Records provided:
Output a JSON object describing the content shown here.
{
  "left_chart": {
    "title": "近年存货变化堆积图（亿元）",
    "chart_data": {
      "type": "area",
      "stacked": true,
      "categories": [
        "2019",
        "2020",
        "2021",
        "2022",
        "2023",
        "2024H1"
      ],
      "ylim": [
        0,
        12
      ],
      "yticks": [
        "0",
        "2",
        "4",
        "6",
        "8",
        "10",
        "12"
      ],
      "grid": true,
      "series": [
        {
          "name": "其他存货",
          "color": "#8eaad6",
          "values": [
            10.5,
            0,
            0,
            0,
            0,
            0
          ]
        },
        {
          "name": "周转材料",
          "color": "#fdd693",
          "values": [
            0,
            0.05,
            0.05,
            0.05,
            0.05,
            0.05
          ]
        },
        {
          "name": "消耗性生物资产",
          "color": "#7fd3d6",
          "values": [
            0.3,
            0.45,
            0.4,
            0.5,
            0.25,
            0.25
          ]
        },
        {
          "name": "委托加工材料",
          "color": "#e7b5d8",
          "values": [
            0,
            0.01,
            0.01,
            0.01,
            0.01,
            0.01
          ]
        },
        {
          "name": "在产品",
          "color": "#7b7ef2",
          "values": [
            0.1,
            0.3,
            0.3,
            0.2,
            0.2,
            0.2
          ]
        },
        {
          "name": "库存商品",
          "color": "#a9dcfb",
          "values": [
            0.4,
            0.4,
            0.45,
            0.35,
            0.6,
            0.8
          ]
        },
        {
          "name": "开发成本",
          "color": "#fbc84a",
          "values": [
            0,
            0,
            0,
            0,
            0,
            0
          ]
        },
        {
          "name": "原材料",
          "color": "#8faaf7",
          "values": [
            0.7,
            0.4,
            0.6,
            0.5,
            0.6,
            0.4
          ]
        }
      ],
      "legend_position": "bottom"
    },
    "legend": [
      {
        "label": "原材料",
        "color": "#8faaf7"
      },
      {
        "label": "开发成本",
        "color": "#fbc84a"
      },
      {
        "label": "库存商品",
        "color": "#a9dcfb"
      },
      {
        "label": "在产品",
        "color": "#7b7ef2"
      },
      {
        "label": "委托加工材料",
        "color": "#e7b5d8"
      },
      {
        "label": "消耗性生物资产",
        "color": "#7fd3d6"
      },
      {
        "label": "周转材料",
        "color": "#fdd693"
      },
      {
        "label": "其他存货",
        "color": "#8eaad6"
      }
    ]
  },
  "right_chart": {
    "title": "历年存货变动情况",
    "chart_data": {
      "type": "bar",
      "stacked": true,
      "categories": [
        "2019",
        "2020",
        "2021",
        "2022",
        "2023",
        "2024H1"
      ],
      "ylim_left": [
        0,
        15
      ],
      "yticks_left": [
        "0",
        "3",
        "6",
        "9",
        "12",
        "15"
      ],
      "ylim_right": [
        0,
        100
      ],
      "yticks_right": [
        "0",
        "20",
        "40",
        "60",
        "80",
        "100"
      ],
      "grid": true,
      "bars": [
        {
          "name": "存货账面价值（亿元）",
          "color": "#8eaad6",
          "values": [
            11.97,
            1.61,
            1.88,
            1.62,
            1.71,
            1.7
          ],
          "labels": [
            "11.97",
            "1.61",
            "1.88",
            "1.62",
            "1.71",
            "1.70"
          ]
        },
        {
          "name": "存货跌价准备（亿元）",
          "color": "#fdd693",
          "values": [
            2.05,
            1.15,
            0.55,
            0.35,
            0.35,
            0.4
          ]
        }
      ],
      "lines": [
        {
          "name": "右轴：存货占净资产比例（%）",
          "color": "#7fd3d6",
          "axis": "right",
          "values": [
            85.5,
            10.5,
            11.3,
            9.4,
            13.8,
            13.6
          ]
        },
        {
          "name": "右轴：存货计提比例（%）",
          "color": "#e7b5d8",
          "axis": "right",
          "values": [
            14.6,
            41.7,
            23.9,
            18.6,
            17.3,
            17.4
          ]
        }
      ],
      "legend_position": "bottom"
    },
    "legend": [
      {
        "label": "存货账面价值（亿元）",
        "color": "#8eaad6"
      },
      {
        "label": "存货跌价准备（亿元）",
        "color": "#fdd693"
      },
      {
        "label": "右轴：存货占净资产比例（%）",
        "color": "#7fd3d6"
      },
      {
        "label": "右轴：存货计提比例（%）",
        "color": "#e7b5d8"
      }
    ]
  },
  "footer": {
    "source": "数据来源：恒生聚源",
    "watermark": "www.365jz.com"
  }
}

Objective: All entries must be repeated verbatim.

Solution:
Output a JSON object describing the content shown here.
{
  "left_chart": {
    "title": "近年存货变化堆积图（亿元）",
    "chart_data": {
      "type": "area",
      "stacked": true,
      "categories": [
        "2019",
        "2020",
        "2021",
        "2022",
        "2023",
        "2024H1"
      ],
      "ylim": [
        0,
        12
      ],
      "yticks": [
        "0",
        "2",
        "4",
        "6",
        "8",
        "10",
        "12"
      ],
      "grid": true,
      "series": [
        {
          "name": "其他存货",
          "color": "#8eaad6",
          "values": [
            10.5,
            0,
            0,
            0,
            0,
            0
          ]
        },
        {
          "name": "周转材料",
          "color": "#fdd693",
          "values": [
            0,
            0.05,
            0.05,
            0.05,
            0.05,
            0.05
          ]
        },
        {
          "name": "消耗性生物资产",
          "color": "#7fd3d6",
          "values": [
            0.3,
            0.45,
            0.4,
            0.5,
            0.25,
            0.25
          ]
        },
        {
          "name": "委托加工材料",
          "color": "#e7b5d8",
          "values": [
            0,
            0.01,
            0.01,
            0.01,
            0.01,
            0.01
          ]
        },
        {
          "name": "在产品",
          "color": "#7b7ef2",
          "values": [
            0.1,
            0.3,
            0.3,
            0.2,
            0.2,
            0.2
          ]
        },
        {
          "name": "库存商品",
          "color": "#a9dcfb",
          "values": [
            0.4,
            0.4,
            0.45,
            0.35,
            0.6,
            0.8
          ]
        },
        {
          "name": "开发成本",
          "color": "#fbc84a",
          "values": [
            0,
            0,
            0,
            0,
            0,
            0
          ]
        },
        {
          "name": "原材料",
          "color": "#8faaf7",
          "values": [
            0.7,
            0.4,
            0.6,
            0.5,
            0.6,
            0.4
          ]
        }
      ],
      "legend_position": "bottom"
    },
    "legend": [
      {
        "label": "原材料",
        "color": "#8faaf7"
      },
      {
        "label": "开发成本",
        "color": "#fbc84a"
      },
      {
        "label": "库存商品",
        "color": "#a9dcfb"
      },
      {
        "label": "在产品",
        "color": "#7b7ef2"
      },
      {
        "label": "委托加工材料",
        "color": "#e7b5d8"
      },
      {
        "label": "消耗性生物资产",
        "color": "#7fd3d6"
      },
      {
        "label": "周转材料",
        "color": "#fdd693"
      },
      {
        "label": "其他存货",
        "color": "#8eaad6"
      }
    ]
  },
  "right_chart": {
    "title": "历年存货变动情况",
    "chart_data": {
      "type": "bar",
      "stacked": true,
      "categories": [
        "2019",
        "2020",
        "2021",
        "2022",
        "2023",
        "2024H1"
      ],
      "ylim_left": [
        0,
        15
      ],
      "yticks_left": [
        "0",
        "3",
        "6",
        "9",
        "12",
        "15"
      ],
      "ylim_right": [
        0,
        100
      ],
      "yticks_right": [
        "0",
        "20",
        "40",
        "60",
        "80",
        "100"
      ],
      "grid": true,
      "bars": [
        {
          "name": "存货账面价值（亿元）",
          "color": "#8eaad6",
          "values": [
            11.97,
            1.61,
            1.88,
            1.62,
            1.71,
            1.7
          ],
          "labels": [
            "11.97",
            "1.61",
            "1.88",
            "1.62",
            "1.71",
            "1.70"
          ]
        },
        {
          "name": "存货跌价准备（亿元）",
          "color": "#fdd693",
          "values": [
            2.05,
            1.15,
            0.55,
            0.35,
            0.35,
            0.4
          ]
        }
      ],
      "lines": [
        {
          "name": "右轴：存货占净资产比例（%）",
          "color": "#7fd3d6",
          "axis": "right",
          "values": [
            85.5,
            10.5,
            11.3,
            9.4,
            13.8,
            13.6
          ]
        },
        {
          "name": "右轴：存货计提比例（%）",
          "color": "#e7b5d8",
          "axis": "right",
          "values": [
            14.6,
            41.7,
            23.9,
            18.6,
            17.3,
            17.4
          ]
        }
      ],
      "legend_position": "bottom"
    },
    "legend": [
      {
        "label": "存货账面价值（亿元）",
        "color": "#8eaad6"
      },
      {
        "label": "存货跌价准备（亿元）",
        "color": "#fdd693"
      },
      {
        "label": "右轴：存货占净资产比例（%）",
        "color": "#7fd3d6"
      },
      {
        "label": "右轴：存货计提比例（%）",
        "color": "#e7b5d8"
      }
    ]
  },
  "footer": {
    "source": "数据来源：恒生聚源",
    "watermark": "www.365jz.com"
  }
}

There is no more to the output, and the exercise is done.